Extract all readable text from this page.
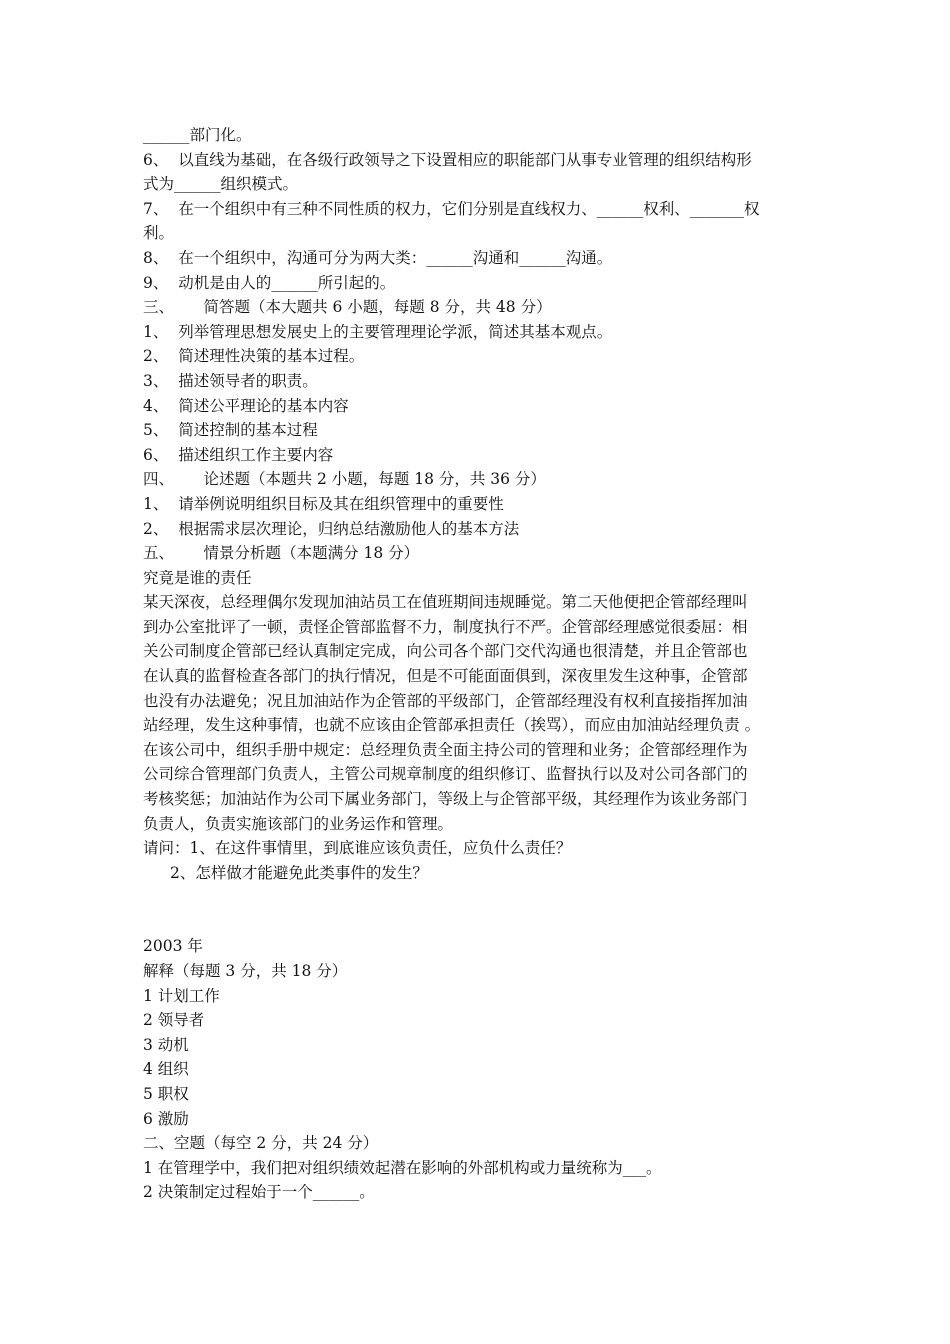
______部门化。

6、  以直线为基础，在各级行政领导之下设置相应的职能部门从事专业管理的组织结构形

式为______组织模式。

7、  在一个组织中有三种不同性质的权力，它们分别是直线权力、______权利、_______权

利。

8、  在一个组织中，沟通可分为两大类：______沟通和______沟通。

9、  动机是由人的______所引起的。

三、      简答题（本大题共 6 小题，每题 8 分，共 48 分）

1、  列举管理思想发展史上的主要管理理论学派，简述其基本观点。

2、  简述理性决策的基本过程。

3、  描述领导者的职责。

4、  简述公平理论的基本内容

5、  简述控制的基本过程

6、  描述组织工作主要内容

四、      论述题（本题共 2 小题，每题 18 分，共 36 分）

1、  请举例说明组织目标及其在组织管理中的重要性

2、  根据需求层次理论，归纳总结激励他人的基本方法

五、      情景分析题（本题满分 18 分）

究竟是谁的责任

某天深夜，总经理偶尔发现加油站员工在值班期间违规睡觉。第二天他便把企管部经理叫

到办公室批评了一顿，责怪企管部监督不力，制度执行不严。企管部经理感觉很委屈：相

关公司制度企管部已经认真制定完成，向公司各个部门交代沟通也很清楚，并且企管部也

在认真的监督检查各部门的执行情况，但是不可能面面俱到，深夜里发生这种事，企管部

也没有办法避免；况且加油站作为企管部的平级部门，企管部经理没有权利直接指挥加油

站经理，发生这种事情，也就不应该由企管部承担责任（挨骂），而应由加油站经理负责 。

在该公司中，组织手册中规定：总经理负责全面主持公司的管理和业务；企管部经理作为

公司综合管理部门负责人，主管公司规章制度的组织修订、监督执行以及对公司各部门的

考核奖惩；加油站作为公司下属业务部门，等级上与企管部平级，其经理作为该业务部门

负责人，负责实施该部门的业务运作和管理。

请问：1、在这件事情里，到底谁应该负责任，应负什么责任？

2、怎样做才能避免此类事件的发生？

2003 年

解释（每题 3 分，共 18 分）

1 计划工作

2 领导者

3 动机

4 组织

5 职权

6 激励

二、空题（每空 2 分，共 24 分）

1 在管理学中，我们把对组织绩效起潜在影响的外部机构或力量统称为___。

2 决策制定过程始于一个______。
* * *
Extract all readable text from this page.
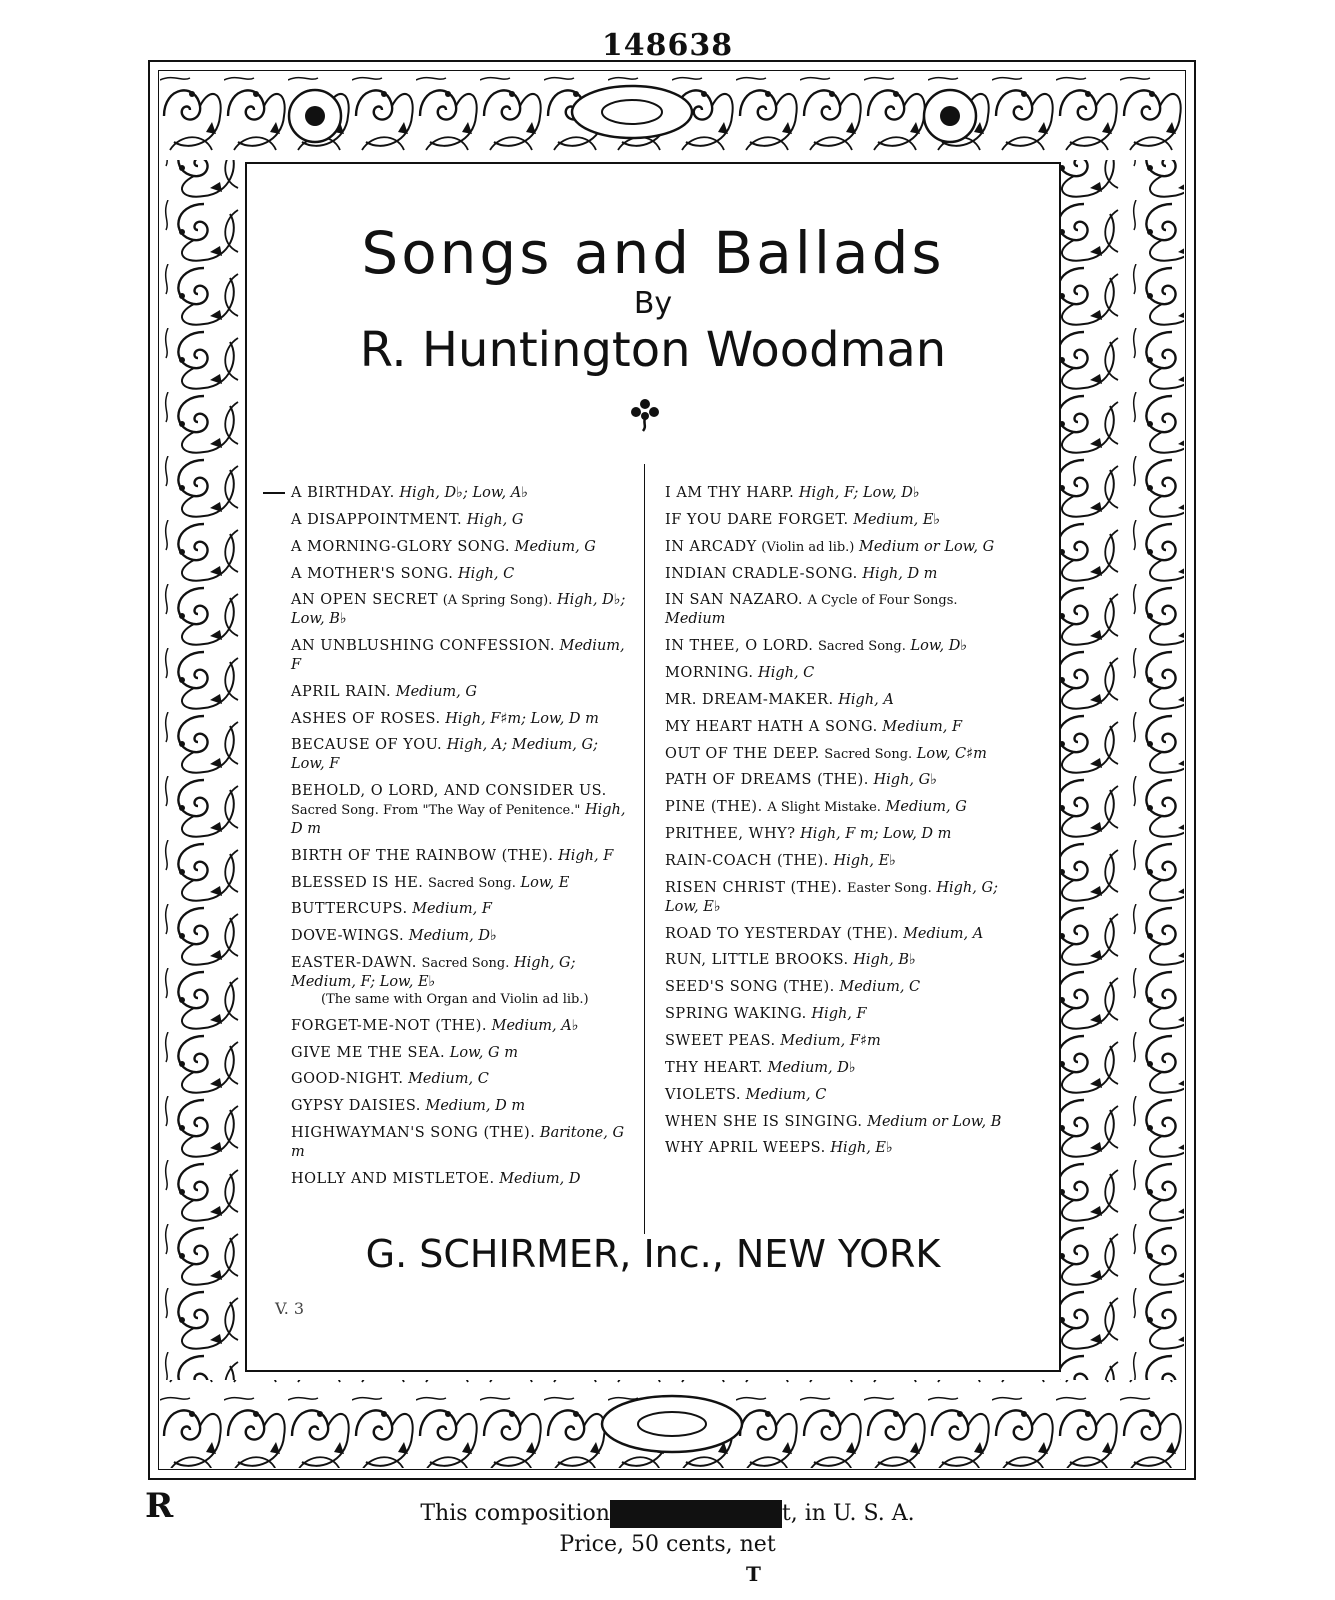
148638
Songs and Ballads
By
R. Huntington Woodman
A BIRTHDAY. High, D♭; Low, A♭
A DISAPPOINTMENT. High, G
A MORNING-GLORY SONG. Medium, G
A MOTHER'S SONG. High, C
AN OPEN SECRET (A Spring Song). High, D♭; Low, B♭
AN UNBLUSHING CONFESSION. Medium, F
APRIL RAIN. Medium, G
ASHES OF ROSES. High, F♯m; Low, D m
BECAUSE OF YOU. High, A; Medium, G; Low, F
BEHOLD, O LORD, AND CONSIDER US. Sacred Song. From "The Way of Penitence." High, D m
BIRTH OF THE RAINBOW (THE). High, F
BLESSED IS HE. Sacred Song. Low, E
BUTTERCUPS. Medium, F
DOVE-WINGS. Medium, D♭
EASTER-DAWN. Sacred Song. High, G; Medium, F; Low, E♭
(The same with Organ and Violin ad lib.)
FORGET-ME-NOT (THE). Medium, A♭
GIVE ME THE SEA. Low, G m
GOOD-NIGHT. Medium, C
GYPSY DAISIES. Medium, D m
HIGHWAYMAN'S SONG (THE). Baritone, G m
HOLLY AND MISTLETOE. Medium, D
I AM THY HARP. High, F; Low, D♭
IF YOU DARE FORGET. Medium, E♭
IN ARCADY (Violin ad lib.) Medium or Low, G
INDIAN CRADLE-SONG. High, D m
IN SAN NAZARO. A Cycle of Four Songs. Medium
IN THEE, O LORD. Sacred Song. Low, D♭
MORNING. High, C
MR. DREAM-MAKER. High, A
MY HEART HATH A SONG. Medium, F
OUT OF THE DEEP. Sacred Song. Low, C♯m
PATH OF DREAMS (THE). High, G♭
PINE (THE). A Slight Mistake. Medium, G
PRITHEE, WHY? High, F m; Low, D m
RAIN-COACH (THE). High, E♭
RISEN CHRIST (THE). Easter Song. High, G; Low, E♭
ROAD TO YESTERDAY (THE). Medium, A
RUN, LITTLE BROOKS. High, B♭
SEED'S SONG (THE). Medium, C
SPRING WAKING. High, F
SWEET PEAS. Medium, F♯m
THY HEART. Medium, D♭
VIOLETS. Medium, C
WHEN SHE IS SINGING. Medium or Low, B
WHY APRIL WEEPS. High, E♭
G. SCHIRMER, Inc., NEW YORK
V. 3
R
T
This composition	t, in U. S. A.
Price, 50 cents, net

*EXERCISE*. In the entries above, find lines with "HEART" and copy each.

*THE RESULT*.
MY HEART HATH A SONG. Medium, F
THY HEART. Medium, D♭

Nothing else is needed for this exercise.